- Records supplied:
**********

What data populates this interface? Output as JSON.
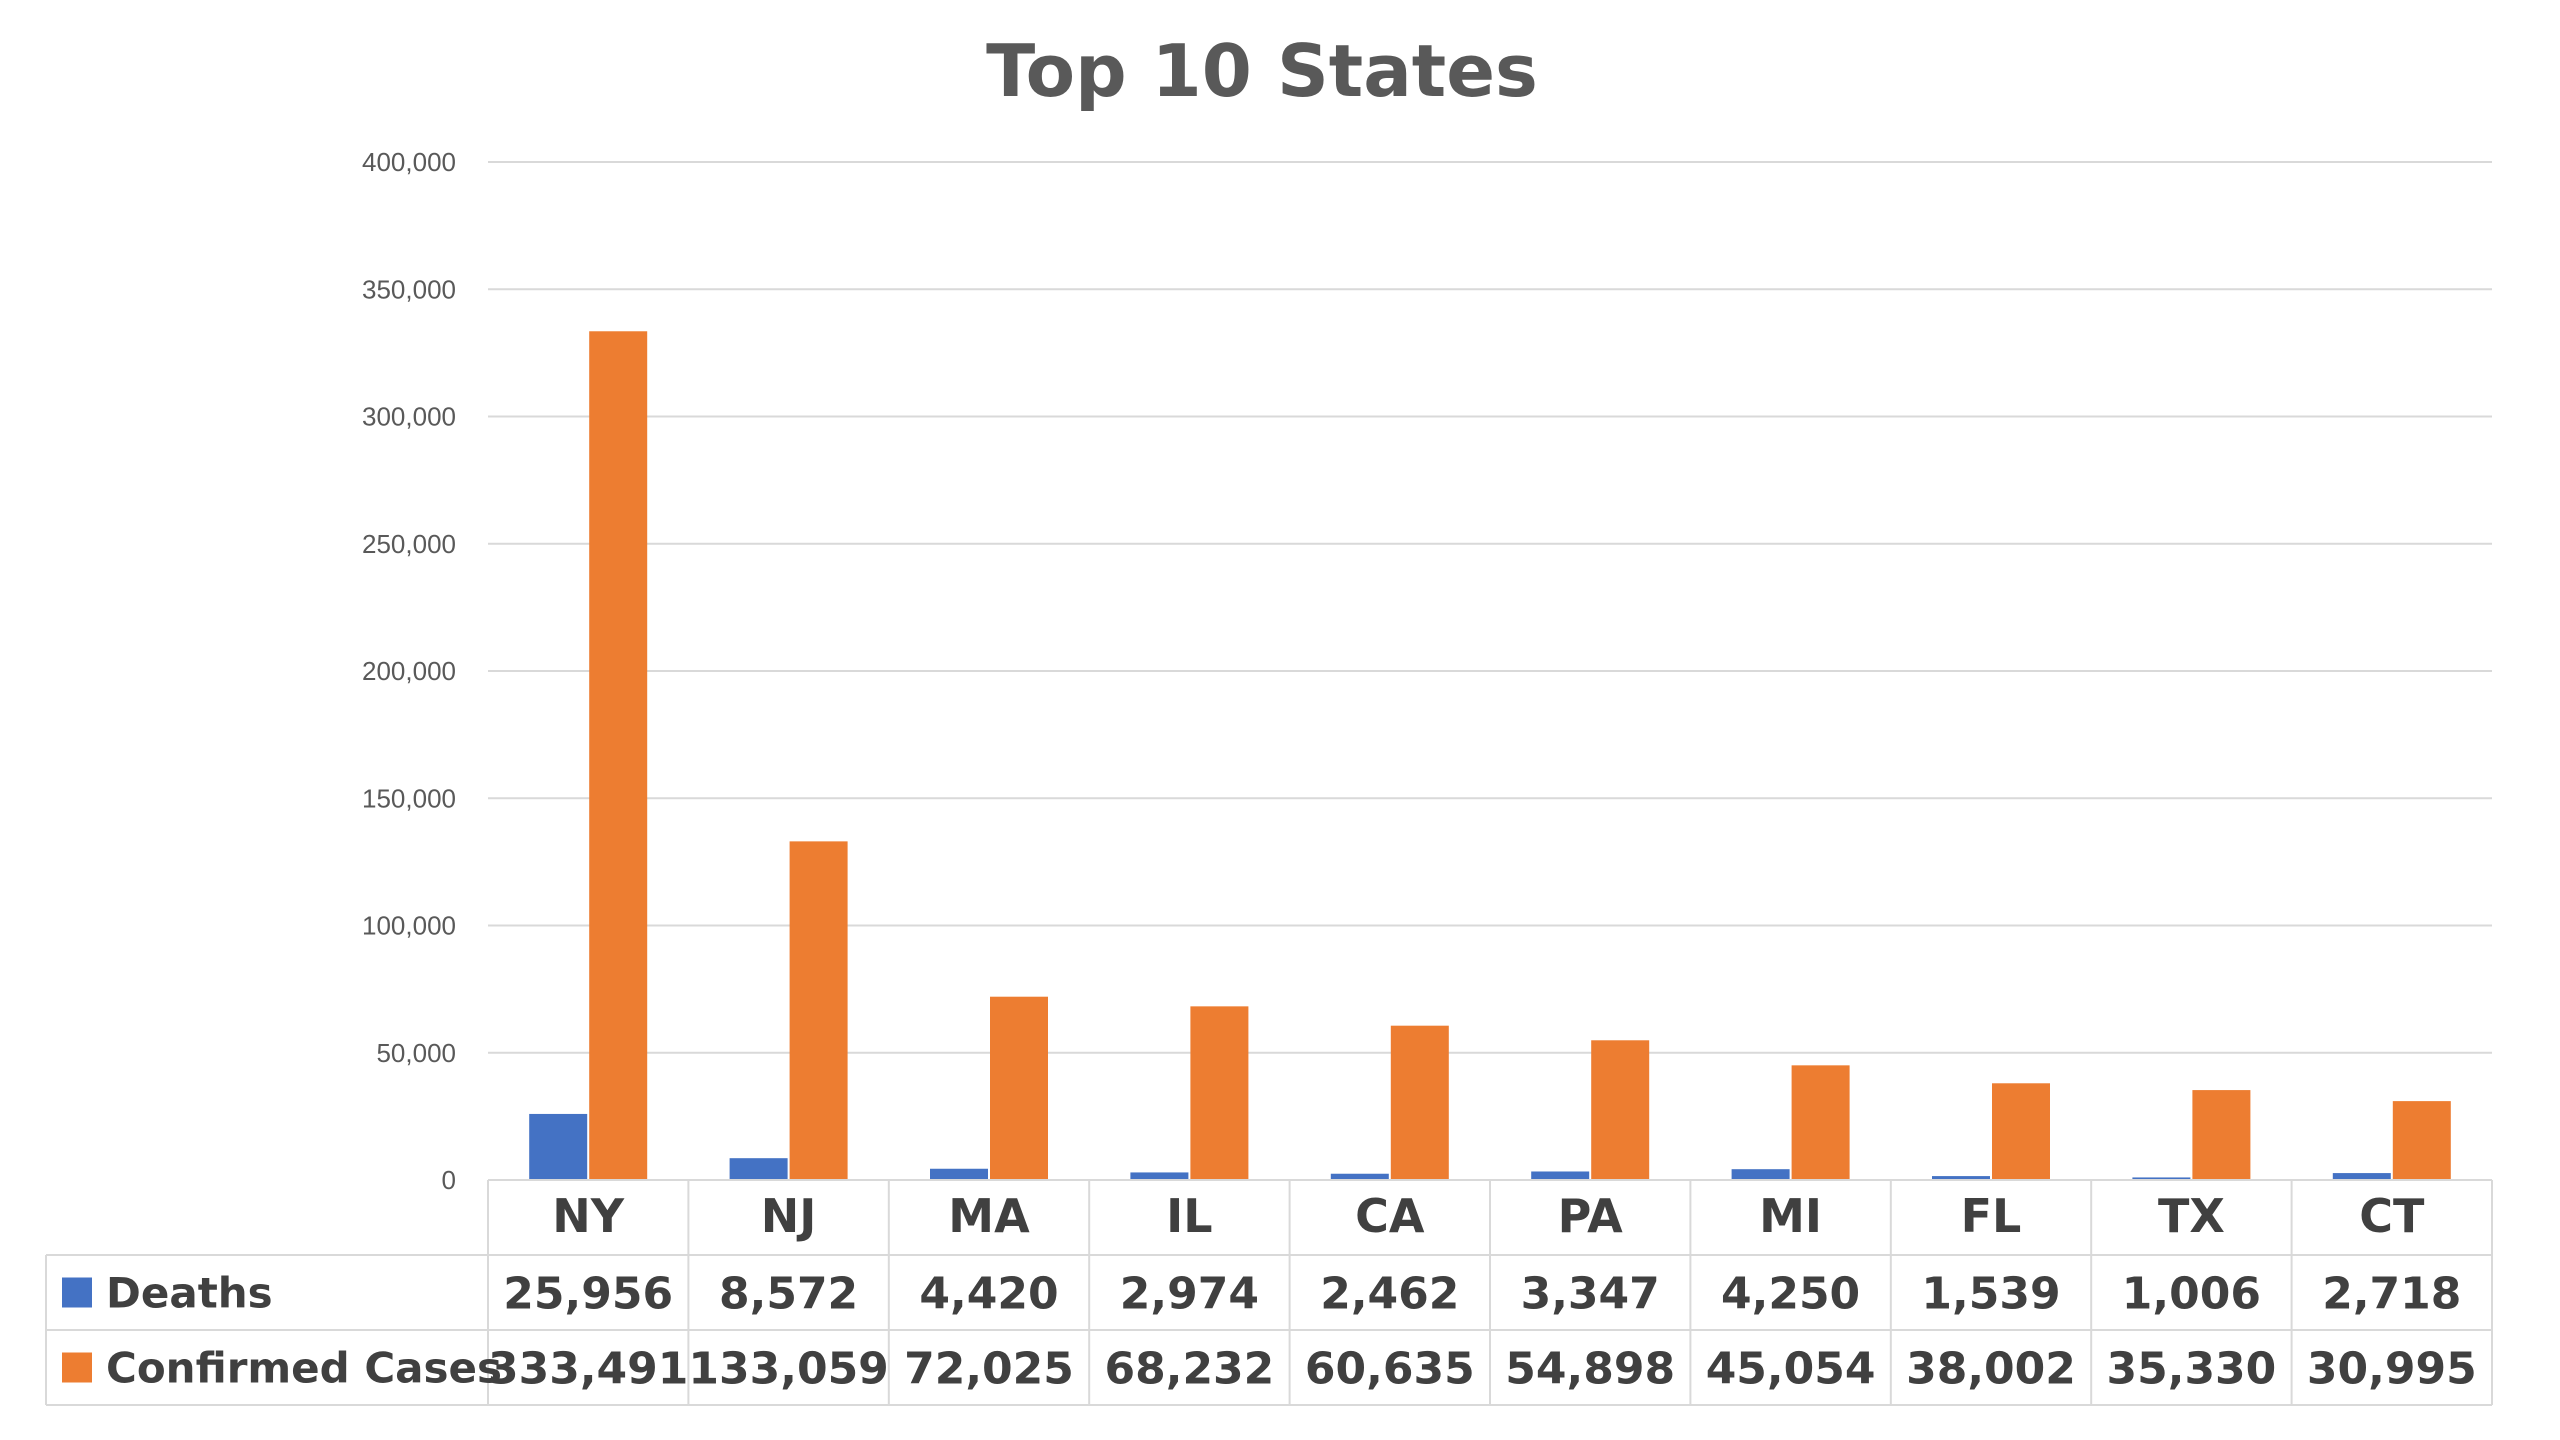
{
  "chart_data": {
    "type": "bar",
    "title": "Top 10 States",
    "categories": [
      "NY",
      "NJ",
      "MA",
      "IL",
      "CA",
      "PA",
      "MI",
      "FL",
      "TX",
      "CT"
    ],
    "series": [
      {
        "name": "Deaths",
        "color": "#4472C4",
        "values": [
          25956,
          8572,
          4420,
          2974,
          2462,
          3347,
          4250,
          1539,
          1006,
          2718
        ],
        "labels": [
          "25,956",
          "8,572",
          "4,420",
          "2,974",
          "2,462",
          "3,347",
          "4,250",
          "1,539",
          "1,006",
          "2,718"
        ]
      },
      {
        "name": "Confirmed Cases",
        "color": "#ED7D31",
        "values": [
          333491,
          133059,
          72025,
          68232,
          60635,
          54898,
          45054,
          38002,
          35330,
          30995
        ],
        "labels": [
          "333,491",
          "133,059",
          "72,025",
          "68,232",
          "60,635",
          "54,898",
          "45,054",
          "38,002",
          "35,330",
          "30,995"
        ]
      }
    ],
    "ylim": [
      0,
      400000
    ],
    "yticks": [
      "0",
      "50,000",
      "100,000",
      "150,000",
      "200,000",
      "250,000",
      "300,000",
      "350,000",
      "400,000"
    ],
    "grid": true,
    "legend": "data-table"
  }
}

**********

- Stated task:
Make an exact copy of the data above, pictures excluded.

- Result:
What data populates this interface? Output as JSON.
{
  "chart_data": {
    "type": "bar",
    "title": "Top 10 States",
    "categories": [
      "NY",
      "NJ",
      "MA",
      "IL",
      "CA",
      "PA",
      "MI",
      "FL",
      "TX",
      "CT"
    ],
    "series": [
      {
        "name": "Deaths",
        "color": "#4472C4",
        "values": [
          25956,
          8572,
          4420,
          2974,
          2462,
          3347,
          4250,
          1539,
          1006,
          2718
        ],
        "labels": [
          "25,956",
          "8,572",
          "4,420",
          "2,974",
          "2,462",
          "3,347",
          "4,250",
          "1,539",
          "1,006",
          "2,718"
        ]
      },
      {
        "name": "Confirmed Cases",
        "color": "#ED7D31",
        "values": [
          333491,
          133059,
          72025,
          68232,
          60635,
          54898,
          45054,
          38002,
          35330,
          30995
        ],
        "labels": [
          "333,491",
          "133,059",
          "72,025",
          "68,232",
          "60,635",
          "54,898",
          "45,054",
          "38,002",
          "35,330",
          "30,995"
        ]
      }
    ],
    "ylim": [
      0,
      400000
    ],
    "yticks": [
      "0",
      "50,000",
      "100,000",
      "150,000",
      "200,000",
      "250,000",
      "300,000",
      "350,000",
      "400,000"
    ],
    "grid": true,
    "legend": "data-table"
  }
}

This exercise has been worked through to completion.